Gather all lines from the material that contain the word "ソウカモさん".

[START INPUT DATA]

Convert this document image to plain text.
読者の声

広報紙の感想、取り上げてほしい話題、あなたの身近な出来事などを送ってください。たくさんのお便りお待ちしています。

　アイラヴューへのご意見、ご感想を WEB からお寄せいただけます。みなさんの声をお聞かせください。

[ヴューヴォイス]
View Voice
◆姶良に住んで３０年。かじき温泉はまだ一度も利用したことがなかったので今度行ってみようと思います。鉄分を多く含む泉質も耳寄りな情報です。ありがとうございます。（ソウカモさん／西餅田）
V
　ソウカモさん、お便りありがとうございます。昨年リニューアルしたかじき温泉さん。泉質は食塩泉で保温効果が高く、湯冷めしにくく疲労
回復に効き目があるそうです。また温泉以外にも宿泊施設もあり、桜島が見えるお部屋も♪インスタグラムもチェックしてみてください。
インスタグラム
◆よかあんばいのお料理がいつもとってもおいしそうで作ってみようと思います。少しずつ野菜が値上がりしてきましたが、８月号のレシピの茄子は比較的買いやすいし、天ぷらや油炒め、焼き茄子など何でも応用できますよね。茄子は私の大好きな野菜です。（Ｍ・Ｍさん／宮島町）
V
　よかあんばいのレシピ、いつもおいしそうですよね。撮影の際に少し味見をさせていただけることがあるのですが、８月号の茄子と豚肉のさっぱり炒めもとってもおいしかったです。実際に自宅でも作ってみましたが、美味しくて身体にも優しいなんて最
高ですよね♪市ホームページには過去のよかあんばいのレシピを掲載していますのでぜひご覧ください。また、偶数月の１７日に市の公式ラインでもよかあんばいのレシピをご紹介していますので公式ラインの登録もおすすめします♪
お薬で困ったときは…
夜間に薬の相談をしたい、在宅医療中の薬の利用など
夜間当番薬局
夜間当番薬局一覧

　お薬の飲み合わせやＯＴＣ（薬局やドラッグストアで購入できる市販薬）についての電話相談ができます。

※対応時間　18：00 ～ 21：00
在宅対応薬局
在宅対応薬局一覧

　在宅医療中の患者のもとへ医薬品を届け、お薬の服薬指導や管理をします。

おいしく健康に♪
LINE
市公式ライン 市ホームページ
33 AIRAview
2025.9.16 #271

[END INPUT DATA]

OUTPUT FOR THIS EXERCISE →
◆姶良に住んで３０年。かじき温泉はまだ一度も利用したことがなかったので今度行ってみようと思います。鉄分を多く含む泉質も耳寄りな情報です。ありがとうございます。（ソウカモさん／西餅田）
　ソウカモさん、お便りありがとうございます。昨年リニューアルしたかじき温泉さん。泉質は食塩泉で保温効果が高く、湯冷めしにくく疲労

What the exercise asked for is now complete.